Instructions to follow »
Find how many lines in the material contain "name"; your answer should be that number alone.

Input data »
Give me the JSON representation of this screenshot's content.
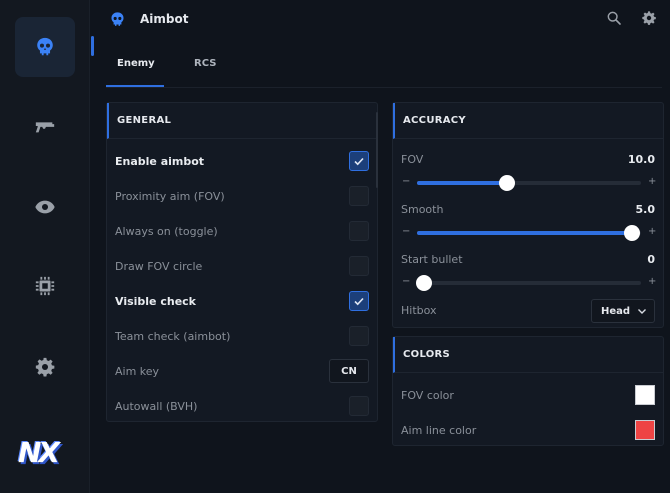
{
  "header": {
    "title": "Aimbot"
  },
  "sidebar": {
    "items": [
      {
        "name": "aimbot",
        "icon": "skull-icon",
        "active": true
      },
      {
        "name": "weapons",
        "icon": "gun-icon",
        "active": false
      },
      {
        "name": "visuals",
        "icon": "eye-icon",
        "active": false
      },
      {
        "name": "misc",
        "icon": "chip-icon",
        "active": false
      },
      {
        "name": "settings",
        "icon": "gear-icon",
        "active": false
      }
    ],
    "logo": "NX"
  },
  "tabs": [
    {
      "label": "Enemy",
      "active": true
    },
    {
      "label": "RCS",
      "active": false
    }
  ],
  "general": {
    "title": "GENERAL",
    "rows": [
      {
        "label": "Enable aimbot",
        "checked": true
      },
      {
        "label": "Proximity aim (FOV)",
        "checked": false
      },
      {
        "label": "Always on (toggle)",
        "checked": false
      },
      {
        "label": "Draw FOV circle",
        "checked": false
      },
      {
        "label": "Visible check",
        "checked": true
      },
      {
        "label": "Team check (aimbot)",
        "checked": false
      },
      {
        "label": "Aim key",
        "key": "CN"
      },
      {
        "label": "Autowall (BVH)",
        "checked": false
      }
    ]
  },
  "accuracy": {
    "title": "ACCURACY",
    "sliders": [
      {
        "label": "FOV",
        "value": "10.0",
        "fraction": 0.4
      },
      {
        "label": "Smooth",
        "value": "5.0",
        "fraction": 0.96
      },
      {
        "label": "Start bullet",
        "value": "0",
        "fraction": 0.03
      }
    ],
    "hitbox": {
      "label": "Hitbox",
      "value": "Head"
    }
  },
  "colors": {
    "title": "COLORS",
    "items": [
      {
        "label": "FOV color",
        "color": "#ffffff"
      },
      {
        "label": "Aim line color",
        "color": "#ee4444"
      }
    ]
  },
  "theme": {
    "accent": "#2f6fe0",
    "checkbox_fill": "#1c3f7a"
  }
}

Final result »
5